Problem to solve: Tally the lines of the data that include the word "diagnosis". Only the number is to be returned.

Records to process:
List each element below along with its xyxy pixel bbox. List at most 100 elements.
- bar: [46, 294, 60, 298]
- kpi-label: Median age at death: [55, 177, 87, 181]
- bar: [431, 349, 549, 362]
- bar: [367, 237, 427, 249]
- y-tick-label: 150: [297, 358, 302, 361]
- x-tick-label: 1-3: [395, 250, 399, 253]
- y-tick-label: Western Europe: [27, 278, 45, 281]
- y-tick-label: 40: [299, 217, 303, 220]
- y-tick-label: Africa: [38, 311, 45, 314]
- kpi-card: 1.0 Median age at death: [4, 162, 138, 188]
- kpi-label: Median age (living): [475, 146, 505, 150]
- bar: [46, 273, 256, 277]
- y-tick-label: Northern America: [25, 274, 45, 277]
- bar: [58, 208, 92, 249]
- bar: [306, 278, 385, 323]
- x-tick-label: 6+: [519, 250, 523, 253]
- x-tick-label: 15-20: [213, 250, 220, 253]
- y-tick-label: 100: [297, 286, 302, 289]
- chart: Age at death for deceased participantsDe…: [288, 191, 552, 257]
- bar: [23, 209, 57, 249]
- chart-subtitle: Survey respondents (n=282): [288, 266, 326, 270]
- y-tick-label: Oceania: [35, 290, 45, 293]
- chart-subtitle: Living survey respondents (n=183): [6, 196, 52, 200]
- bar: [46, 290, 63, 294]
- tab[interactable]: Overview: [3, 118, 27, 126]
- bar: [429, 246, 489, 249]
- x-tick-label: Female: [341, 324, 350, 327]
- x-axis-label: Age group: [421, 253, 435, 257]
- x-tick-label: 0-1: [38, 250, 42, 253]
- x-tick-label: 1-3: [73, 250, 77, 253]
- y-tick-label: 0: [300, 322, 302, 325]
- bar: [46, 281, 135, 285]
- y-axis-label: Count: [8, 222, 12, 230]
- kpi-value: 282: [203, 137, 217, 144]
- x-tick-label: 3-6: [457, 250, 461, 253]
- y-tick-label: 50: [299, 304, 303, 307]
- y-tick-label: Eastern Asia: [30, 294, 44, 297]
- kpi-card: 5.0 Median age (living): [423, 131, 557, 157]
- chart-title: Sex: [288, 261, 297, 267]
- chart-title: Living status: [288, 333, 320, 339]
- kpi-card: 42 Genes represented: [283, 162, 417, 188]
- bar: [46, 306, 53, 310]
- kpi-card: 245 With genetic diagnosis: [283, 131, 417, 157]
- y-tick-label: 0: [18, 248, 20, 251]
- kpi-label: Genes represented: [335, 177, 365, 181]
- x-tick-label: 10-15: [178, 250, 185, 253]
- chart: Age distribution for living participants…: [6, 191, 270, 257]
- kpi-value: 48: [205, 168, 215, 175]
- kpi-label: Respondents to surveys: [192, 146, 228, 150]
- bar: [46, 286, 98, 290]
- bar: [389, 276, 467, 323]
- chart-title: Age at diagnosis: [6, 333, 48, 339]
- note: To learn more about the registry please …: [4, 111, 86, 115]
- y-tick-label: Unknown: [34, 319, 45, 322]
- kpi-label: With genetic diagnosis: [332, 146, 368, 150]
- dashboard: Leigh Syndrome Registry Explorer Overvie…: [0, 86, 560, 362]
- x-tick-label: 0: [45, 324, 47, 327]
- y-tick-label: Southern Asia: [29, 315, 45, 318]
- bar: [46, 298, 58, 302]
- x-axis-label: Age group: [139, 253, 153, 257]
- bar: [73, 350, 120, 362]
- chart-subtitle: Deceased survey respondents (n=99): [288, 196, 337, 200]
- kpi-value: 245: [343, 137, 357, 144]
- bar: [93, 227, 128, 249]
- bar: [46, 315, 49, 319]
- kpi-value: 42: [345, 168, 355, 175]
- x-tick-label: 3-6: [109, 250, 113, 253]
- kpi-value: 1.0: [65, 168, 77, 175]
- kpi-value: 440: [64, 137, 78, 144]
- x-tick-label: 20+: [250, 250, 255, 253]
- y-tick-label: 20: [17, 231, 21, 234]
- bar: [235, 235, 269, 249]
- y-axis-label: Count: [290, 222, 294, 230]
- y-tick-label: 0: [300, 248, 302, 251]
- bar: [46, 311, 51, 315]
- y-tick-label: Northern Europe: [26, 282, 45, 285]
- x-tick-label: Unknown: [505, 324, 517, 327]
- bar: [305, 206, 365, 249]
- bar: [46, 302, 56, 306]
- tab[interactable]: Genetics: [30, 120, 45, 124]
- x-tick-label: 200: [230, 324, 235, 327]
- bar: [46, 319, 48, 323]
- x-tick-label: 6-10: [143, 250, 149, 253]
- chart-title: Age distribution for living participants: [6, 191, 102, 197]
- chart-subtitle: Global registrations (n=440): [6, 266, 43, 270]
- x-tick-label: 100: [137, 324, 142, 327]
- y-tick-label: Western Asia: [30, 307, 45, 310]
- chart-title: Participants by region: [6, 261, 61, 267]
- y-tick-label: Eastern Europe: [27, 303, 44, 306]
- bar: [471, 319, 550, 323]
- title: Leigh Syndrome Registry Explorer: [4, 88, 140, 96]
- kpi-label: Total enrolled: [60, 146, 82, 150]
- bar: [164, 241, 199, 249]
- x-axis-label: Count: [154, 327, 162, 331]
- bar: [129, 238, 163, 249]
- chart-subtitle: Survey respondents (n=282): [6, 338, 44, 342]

Your solution: 3